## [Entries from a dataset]
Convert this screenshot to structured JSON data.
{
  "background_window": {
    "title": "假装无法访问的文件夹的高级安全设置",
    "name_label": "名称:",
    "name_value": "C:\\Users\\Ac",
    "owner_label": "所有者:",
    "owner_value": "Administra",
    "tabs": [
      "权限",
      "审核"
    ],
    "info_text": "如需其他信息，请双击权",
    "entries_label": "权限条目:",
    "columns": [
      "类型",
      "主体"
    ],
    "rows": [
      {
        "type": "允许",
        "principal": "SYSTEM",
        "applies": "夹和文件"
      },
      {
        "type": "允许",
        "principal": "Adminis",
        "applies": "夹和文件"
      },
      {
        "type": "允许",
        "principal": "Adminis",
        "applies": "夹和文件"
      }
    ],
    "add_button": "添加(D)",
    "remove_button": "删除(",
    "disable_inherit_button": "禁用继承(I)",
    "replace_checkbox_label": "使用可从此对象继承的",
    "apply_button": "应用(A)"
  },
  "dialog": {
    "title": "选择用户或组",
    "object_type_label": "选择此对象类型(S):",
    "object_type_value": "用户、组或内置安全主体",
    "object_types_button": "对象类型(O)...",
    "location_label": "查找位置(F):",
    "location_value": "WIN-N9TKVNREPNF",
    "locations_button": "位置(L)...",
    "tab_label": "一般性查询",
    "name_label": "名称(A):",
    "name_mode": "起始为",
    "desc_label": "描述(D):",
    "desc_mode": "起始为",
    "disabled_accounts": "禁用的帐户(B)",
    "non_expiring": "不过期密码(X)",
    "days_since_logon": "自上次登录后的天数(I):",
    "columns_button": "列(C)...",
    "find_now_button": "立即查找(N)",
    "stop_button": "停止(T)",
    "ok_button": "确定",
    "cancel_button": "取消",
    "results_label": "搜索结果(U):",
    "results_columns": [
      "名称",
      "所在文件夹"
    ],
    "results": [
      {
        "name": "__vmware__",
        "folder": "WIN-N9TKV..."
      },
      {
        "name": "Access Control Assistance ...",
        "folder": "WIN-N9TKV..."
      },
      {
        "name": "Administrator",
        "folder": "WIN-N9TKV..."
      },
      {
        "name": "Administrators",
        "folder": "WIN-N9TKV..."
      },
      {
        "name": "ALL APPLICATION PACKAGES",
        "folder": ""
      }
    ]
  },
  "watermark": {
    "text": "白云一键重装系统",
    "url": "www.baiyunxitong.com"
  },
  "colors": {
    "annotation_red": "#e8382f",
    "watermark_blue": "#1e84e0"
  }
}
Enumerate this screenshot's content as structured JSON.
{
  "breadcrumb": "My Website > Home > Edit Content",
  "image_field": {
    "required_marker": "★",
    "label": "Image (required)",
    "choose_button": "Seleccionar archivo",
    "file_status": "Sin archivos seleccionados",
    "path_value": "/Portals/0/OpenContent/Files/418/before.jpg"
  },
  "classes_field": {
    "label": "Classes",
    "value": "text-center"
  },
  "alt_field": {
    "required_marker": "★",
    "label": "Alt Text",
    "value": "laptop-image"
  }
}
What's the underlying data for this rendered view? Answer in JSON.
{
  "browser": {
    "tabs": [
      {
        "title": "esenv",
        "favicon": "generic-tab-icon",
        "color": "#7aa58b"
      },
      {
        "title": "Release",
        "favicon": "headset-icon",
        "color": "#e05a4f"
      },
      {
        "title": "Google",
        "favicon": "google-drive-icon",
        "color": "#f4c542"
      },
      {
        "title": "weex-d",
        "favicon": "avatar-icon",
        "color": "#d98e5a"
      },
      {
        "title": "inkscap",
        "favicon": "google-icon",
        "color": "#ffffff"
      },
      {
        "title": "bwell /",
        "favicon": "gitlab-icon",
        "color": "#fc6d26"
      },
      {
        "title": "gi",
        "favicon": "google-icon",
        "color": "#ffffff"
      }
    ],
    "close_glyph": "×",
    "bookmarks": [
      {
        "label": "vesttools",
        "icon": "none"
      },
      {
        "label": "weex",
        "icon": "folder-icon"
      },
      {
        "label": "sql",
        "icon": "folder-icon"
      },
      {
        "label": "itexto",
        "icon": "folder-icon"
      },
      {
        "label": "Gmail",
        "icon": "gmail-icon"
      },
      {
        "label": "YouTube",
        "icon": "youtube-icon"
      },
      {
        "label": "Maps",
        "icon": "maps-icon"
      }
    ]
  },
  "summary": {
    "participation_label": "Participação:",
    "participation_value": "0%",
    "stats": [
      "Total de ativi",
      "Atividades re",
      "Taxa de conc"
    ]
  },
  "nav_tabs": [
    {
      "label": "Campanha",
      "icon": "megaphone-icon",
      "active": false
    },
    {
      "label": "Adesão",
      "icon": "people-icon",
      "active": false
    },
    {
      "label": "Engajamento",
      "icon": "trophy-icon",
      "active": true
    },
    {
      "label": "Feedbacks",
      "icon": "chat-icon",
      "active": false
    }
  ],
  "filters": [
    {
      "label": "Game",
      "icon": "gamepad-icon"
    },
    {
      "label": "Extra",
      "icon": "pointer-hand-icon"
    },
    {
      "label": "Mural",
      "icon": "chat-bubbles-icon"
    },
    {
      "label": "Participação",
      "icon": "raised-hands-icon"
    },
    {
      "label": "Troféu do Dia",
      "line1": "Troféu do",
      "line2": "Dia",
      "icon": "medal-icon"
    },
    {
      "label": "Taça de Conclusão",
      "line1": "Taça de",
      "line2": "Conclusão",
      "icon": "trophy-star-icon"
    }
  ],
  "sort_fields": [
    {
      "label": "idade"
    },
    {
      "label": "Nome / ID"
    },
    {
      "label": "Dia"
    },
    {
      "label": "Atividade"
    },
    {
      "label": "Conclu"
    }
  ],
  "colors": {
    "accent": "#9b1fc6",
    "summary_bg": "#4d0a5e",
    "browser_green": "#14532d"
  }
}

## [OBJECTIVE]
Reproduce all the records precisely.

## [FINAL RESULT]
Convert this screenshot to structured JSON data.
{
  "background_window": {
    "title": "假装无法访问的文件夹的高级安全设置",
    "name_label": "名称:",
    "name_value": "C:\\Users\\Ac",
    "owner_label": "所有者:",
    "owner_value": "Administra",
    "tabs": [
      "权限",
      "审核"
    ],
    "info_text": "如需其他信息，请双击权",
    "entries_label": "权限条目:",
    "columns": [
      "类型",
      "主体"
    ],
    "rows": [
      {
        "type": "允许",
        "principal": "SYSTEM",
        "applies": "夹和文件"
      },
      {
        "type": "允许",
        "principal": "Adminis",
        "applies": "夹和文件"
      },
      {
        "type": "允许",
        "principal": "Adminis",
        "applies": "夹和文件"
      }
    ],
    "add_button": "添加(D)",
    "remove_button": "删除(",
    "disable_inherit_button": "禁用继承(I)",
    "replace_checkbox_label": "使用可从此对象继承的",
    "apply_button": "应用(A)"
  },
  "dialog": {
    "title": "选择用户或组",
    "object_type_label": "选择此对象类型(S):",
    "object_type_value": "用户、组或内置安全主体",
    "object_types_button": "对象类型(O)...",
    "location_label": "查找位置(F):",
    "location_value": "WIN-N9TKVNREPNF",
    "locations_button": "位置(L)...",
    "tab_label": "一般性查询",
    "name_label": "名称(A):",
    "name_mode": "起始为",
    "desc_label": "描述(D):",
    "desc_mode": "起始为",
    "disabled_accounts": "禁用的帐户(B)",
    "non_expiring": "不过期密码(X)",
    "days_since_logon": "自上次登录后的天数(I):",
    "columns_button": "列(C)...",
    "find_now_button": "立即查找(N)",
    "stop_button": "停止(T)",
    "ok_button": "确定",
    "cancel_button": "取消",
    "results_label": "搜索结果(U):",
    "results_columns": [
      "名称",
      "所在文件夹"
    ],
    "results": [
      {
        "name": "__vmware__",
        "folder": "WIN-N9TKV..."
      },
      {
        "name": "Access Control Assistance ...",
        "folder": "WIN-N9TKV..."
      },
      {
        "name": "Administrator",
        "folder": "WIN-N9TKV..."
      },
      {
        "name": "Administrators",
        "folder": "WIN-N9TKV..."
      },
      {
        "name": "ALL APPLICATION PACKAGES",
        "folder": ""
      }
    ]
  },
  "watermark": {
    "text": "白云一键重装系统",
    "url": "www.baiyunxitong.com"
  },
  "colors": {
    "annotation_red": "#e8382f",
    "watermark_blue": "#1e84e0"
  }
}
Enumerate this screenshot's content as structured JSON.
{
  "breadcrumb": "My Website > Home > Edit Content",
  "image_field": {
    "required_marker": "★",
    "label": "Image (required)",
    "choose_button": "Seleccionar archivo",
    "file_status": "Sin archivos seleccionados",
    "path_value": "/Portals/0/OpenContent/Files/418/before.jpg"
  },
  "classes_field": {
    "label": "Classes",
    "value": "text-center"
  },
  "alt_field": {
    "required_marker": "★",
    "label": "Alt Text",
    "value": "laptop-image"
  }
}
What's the underlying data for this rendered view? Answer in JSON.
{
  "browser": {
    "tabs": [
      {
        "title": "esenv",
        "favicon": "generic-tab-icon",
        "color": "#7aa58b"
      },
      {
        "title": "Release",
        "favicon": "headset-icon",
        "color": "#e05a4f"
      },
      {
        "title": "Google",
        "favicon": "google-drive-icon",
        "color": "#f4c542"
      },
      {
        "title": "weex-d",
        "favicon": "avatar-icon",
        "color": "#d98e5a"
      },
      {
        "title": "inkscap",
        "favicon": "google-icon",
        "color": "#ffffff"
      },
      {
        "title": "bwell /",
        "favicon": "gitlab-icon",
        "color": "#fc6d26"
      },
      {
        "title": "gi",
        "favicon": "google-icon",
        "color": "#ffffff"
      }
    ],
    "close_glyph": "×",
    "bookmarks": [
      {
        "label": "vesttools",
        "icon": "none"
      },
      {
        "label": "weex",
        "icon": "folder-icon"
      },
      {
        "label": "sql",
        "icon": "folder-icon"
      },
      {
        "label": "itexto",
        "icon": "folder-icon"
      },
      {
        "label": "Gmail",
        "icon": "gmail-icon"
      },
      {
        "label": "YouTube",
        "icon": "youtube-icon"
      },
      {
        "label": "Maps",
        "icon": "maps-icon"
      }
    ]
  },
  "summary": {
    "participation_label": "Participação:",
    "participation_value": "0%",
    "stats": [
      "Total de ativi",
      "Atividades re",
      "Taxa de conc"
    ]
  },
  "nav_tabs": [
    {
      "label": "Campanha",
      "icon": "megaphone-icon",
      "active": false
    },
    {
      "label": "Adesão",
      "icon": "people-icon",
      "active": false
    },
    {
      "label": "Engajamento",
      "icon": "trophy-icon",
      "active": true
    },
    {
      "label": "Feedbacks",
      "icon": "chat-icon",
      "active": false
    }
  ],
  "filters": [
    {
      "label": "Game",
      "icon": "gamepad-icon"
    },
    {
      "label": "Extra",
      "icon": "pointer-hand-icon"
    },
    {
      "label": "Mural",
      "icon": "chat-bubbles-icon"
    },
    {
      "label": "Participação",
      "icon": "raised-hands-icon"
    },
    {
      "label": "Troféu do Dia",
      "line1": "Troféu do",
      "line2": "Dia",
      "icon": "medal-icon"
    },
    {
      "label": "Taça de Conclusão",
      "line1": "Taça de",
      "line2": "Conclusão",
      "icon": "trophy-star-icon"
    }
  ],
  "sort_fields": [
    {
      "label": "idade"
    },
    {
      "label": "Nome / ID"
    },
    {
      "label": "Dia"
    },
    {
      "label": "Atividade"
    },
    {
      "label": "Conclu"
    }
  ],
  "colors": {
    "accent": "#9b1fc6",
    "summary_bg": "#4d0a5e",
    "browser_green": "#14532d"
  }
}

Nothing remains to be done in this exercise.